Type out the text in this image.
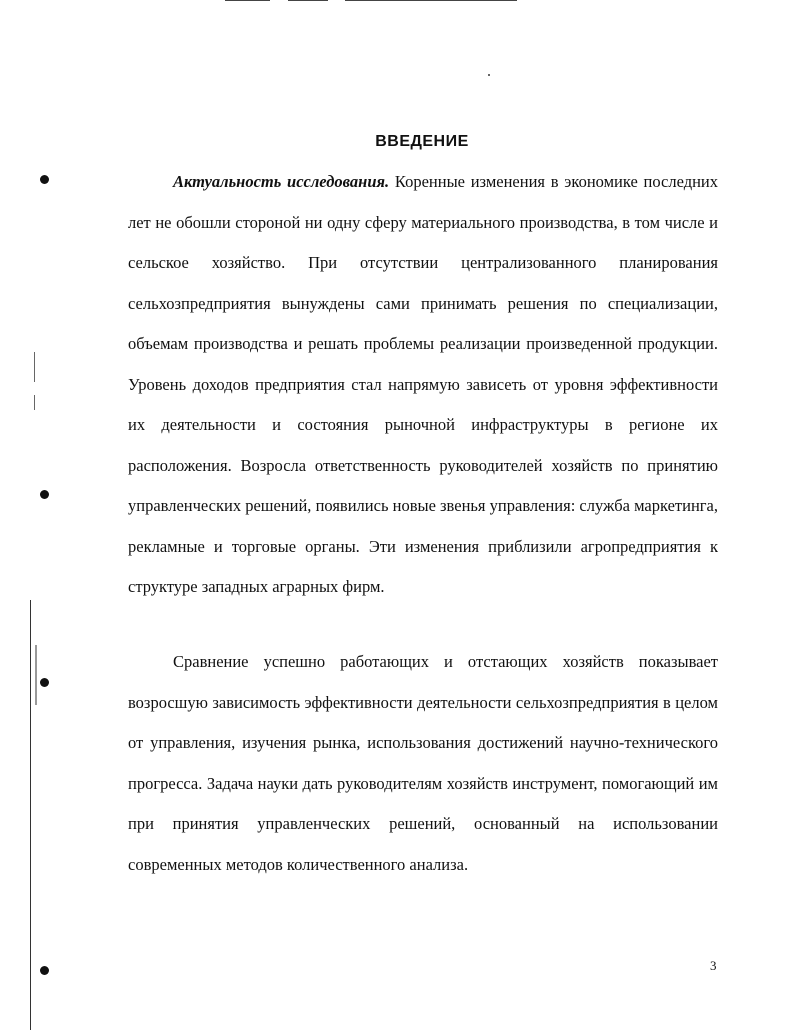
ВВЕДЕНИЕ

Актуальность исследования. Коренные изменения в экономике последних лет не обошли стороной ни одну сферу материального производства, в том числе и сельское хозяйство. При отсутствии централизованного планирования сельхозпредприятия вынуждены сами принимать решения по специализации, объемам производства и решать проблемы реализации произведенной продукции. Уровень доходов предприятия стал напрямую зависеть от уровня эффективности их деятельности и состояния рыночной инфраструктуры в регионе их расположения. Возросла ответственность руководителей хозяйств по принятию управленческих решений, появились новые звенья управления: служба маркетинга, рекламные и торговые органы. Эти изменения приблизили агропредприятия к структуре западных аграрных фирм.

Сравнение успешно работающих и отстающих хозяйств показывает возросшую зависимость эффективности деятельности сельхозпредприятия в целом от управления, изучения рынка, использования достижений научно-технического прогресса. Задача науки дать руководителям хозяйств инструмент, помогающий им при принятия управленческих решений, основанный на использовании современных методов количественного анализа.

3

•••

Prompt:
Take the listing above and restate it word for word, without its pictures.

Solution to this problem:
Type out the text in this image.
ВВЕДЕНИЕ

Актуальность исследования. Коренные изменения в экономике последних лет не обошли стороной ни одну сферу материального производства, в том числе и сельское хозяйство. При отсутствии централизованного планирования сельхозпредприятия вынуждены сами принимать решения по специализации, объемам производства и решать проблемы реализации произведенной продукции. Уровень доходов предприятия стал напрямую зависеть от уровня эффективности их деятельности и состояния рыночной инфраструктуры в регионе их расположения. Возросла ответственность руководителей хозяйств по принятию управленческих решений, появились новые звенья управления: служба маркетинга, рекламные и торговые органы. Эти изменения приблизили агропредприятия к структуре западных аграрных фирм.

Сравнение успешно работающих и отстающих хозяйств показывает возросшую зависимость эффективности деятельности сельхозпредприятия в целом от управления, изучения рынка, использования достижений научно-технического прогресса. Задача науки дать руководителям хозяйств инструмент, помогающий им при принятия управленческих решений, основанный на использовании современных методов количественного анализа.

3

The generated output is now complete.